>> Start Available records
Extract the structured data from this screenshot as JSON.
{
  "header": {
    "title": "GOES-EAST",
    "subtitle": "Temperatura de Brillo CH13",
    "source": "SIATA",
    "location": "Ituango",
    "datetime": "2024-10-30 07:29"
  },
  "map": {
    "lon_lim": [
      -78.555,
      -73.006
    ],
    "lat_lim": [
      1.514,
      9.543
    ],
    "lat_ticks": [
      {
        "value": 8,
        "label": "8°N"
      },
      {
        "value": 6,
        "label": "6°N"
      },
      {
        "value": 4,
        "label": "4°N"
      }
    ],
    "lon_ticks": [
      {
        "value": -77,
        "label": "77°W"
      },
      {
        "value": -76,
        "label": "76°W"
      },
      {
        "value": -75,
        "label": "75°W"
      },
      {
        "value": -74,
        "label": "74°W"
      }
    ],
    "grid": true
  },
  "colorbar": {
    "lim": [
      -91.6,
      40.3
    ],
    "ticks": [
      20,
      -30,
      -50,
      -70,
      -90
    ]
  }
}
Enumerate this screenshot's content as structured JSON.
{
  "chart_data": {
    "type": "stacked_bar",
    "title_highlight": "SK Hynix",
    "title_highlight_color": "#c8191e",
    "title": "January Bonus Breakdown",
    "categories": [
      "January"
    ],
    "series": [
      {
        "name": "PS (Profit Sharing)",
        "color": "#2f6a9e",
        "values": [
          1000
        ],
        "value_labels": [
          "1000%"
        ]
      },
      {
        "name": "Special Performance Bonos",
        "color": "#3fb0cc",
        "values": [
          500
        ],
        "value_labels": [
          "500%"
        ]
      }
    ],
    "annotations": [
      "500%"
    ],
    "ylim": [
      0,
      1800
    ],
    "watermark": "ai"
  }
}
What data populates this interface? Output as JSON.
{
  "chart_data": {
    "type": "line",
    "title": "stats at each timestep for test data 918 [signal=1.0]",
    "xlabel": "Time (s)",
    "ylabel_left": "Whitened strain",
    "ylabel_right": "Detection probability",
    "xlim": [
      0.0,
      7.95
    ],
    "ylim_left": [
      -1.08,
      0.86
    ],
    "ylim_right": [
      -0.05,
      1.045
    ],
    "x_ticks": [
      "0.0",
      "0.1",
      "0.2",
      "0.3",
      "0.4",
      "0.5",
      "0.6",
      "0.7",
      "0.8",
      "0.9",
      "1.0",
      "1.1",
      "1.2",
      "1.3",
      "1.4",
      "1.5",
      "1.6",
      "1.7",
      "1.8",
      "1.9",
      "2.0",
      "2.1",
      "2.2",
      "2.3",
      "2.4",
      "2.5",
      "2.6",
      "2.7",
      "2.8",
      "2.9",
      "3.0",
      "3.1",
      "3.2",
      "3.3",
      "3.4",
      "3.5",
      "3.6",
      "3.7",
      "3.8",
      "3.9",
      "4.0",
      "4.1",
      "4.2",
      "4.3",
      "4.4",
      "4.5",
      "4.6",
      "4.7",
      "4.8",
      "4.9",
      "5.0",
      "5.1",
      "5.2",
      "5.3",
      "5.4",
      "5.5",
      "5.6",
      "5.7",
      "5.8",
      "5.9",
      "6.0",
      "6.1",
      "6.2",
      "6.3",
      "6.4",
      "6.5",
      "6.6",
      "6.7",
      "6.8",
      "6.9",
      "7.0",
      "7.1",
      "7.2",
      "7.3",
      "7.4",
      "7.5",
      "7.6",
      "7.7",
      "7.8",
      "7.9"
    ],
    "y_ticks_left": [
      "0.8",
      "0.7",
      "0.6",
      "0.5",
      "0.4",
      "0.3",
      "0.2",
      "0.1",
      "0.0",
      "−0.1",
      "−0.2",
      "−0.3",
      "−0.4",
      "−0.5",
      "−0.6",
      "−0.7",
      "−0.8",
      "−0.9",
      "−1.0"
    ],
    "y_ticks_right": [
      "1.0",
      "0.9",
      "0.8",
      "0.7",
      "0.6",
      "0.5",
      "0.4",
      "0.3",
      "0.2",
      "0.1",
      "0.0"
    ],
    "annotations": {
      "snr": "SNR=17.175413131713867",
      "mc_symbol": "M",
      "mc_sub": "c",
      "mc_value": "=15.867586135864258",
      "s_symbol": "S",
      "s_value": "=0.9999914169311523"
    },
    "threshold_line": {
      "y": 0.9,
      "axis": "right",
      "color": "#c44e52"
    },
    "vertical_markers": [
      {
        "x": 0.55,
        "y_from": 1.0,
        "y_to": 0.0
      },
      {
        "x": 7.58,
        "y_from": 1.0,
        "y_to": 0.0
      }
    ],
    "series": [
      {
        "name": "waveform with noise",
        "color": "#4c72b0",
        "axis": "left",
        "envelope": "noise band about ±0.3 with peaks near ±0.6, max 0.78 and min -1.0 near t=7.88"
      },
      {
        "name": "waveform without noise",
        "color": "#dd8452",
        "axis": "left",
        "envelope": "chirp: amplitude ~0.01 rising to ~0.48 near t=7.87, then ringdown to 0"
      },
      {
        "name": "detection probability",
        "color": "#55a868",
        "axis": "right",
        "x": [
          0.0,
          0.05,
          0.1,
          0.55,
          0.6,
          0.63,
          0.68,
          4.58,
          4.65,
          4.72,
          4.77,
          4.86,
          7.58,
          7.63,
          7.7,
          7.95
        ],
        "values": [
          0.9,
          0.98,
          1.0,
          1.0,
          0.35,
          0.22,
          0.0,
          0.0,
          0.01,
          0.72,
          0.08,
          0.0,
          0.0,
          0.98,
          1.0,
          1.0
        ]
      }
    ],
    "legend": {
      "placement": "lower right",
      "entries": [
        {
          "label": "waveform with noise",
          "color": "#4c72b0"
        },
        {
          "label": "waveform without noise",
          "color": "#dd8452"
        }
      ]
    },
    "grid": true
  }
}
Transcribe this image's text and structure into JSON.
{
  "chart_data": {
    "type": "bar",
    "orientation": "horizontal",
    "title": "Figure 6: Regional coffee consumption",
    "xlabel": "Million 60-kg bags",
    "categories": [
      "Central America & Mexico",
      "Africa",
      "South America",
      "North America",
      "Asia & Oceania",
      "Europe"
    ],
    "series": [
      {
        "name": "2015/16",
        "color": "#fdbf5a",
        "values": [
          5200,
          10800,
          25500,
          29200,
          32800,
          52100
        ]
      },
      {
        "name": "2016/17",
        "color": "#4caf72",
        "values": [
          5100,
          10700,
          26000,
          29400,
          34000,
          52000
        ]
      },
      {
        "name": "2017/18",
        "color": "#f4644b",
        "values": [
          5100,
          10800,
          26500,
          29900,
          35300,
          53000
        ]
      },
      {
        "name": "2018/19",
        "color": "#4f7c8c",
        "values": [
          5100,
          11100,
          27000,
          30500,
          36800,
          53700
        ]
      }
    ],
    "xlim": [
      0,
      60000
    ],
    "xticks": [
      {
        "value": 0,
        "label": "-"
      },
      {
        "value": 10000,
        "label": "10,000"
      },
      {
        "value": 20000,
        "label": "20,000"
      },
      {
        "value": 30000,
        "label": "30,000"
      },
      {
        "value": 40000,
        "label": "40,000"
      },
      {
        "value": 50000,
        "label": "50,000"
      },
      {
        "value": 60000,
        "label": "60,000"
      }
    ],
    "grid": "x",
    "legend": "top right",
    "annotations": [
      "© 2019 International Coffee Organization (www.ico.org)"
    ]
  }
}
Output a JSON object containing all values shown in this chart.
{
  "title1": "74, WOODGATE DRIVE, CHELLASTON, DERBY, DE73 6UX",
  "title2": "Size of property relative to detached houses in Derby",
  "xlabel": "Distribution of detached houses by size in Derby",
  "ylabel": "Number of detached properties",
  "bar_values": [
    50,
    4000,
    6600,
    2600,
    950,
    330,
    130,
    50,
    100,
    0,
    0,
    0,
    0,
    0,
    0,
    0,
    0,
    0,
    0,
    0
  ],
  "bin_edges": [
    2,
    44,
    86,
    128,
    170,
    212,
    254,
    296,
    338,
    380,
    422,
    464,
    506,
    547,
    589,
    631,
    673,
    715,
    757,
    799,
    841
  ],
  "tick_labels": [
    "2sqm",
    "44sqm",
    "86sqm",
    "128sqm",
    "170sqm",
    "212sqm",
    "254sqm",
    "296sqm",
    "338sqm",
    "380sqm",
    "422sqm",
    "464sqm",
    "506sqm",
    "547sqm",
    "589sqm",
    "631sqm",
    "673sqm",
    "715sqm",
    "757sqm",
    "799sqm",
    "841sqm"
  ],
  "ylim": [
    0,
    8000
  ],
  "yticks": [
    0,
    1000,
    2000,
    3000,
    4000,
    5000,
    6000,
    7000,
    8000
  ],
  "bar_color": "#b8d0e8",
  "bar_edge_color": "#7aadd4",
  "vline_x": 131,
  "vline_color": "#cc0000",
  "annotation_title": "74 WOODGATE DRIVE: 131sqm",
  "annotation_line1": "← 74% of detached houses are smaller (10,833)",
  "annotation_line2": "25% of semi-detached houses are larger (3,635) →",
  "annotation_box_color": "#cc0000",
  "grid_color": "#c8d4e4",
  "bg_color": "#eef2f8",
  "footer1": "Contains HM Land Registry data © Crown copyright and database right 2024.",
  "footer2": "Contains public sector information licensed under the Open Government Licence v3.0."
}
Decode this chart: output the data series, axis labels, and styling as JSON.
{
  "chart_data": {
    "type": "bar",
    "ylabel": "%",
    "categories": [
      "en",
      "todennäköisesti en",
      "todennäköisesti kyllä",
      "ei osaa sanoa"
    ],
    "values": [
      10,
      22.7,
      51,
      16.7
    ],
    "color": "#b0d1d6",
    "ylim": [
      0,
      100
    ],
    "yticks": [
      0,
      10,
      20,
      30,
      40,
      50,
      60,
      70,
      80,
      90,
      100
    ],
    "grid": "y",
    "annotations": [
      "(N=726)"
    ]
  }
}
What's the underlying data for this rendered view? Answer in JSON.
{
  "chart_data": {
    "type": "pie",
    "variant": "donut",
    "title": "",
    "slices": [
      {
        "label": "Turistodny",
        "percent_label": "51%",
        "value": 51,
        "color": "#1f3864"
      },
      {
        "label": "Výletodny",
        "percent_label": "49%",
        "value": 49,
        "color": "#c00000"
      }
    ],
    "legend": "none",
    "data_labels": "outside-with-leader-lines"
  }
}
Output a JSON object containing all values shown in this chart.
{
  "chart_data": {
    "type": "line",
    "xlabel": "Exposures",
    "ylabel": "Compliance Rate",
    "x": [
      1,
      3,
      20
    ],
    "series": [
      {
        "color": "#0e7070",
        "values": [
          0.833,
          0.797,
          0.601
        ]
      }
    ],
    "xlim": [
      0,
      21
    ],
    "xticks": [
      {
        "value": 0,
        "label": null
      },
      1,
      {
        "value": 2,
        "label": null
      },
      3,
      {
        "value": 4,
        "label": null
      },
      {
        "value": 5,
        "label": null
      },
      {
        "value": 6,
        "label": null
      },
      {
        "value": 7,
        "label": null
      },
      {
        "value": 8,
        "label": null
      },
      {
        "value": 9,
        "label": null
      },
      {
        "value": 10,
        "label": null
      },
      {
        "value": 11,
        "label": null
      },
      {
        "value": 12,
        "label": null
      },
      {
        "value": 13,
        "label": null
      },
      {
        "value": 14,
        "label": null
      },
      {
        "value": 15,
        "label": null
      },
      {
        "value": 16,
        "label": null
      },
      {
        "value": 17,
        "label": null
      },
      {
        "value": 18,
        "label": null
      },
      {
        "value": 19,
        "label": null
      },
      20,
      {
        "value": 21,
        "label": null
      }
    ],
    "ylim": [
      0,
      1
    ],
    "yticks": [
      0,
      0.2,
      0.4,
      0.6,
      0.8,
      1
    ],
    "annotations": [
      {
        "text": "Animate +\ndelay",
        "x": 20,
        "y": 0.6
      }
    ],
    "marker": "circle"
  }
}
>> End Available records
• What the task requires: Which lines hold the word "noise"? Show each one.

• Response below:
        "name": "waveform with noise",
        "envelope": "noise band about ±0.3 with peaks near ±0.6, max 0.78 and min -1.0 near t=7.88"
        "name": "waveform without noise",
          "label": "waveform with noise",
          "label": "waveform without noise",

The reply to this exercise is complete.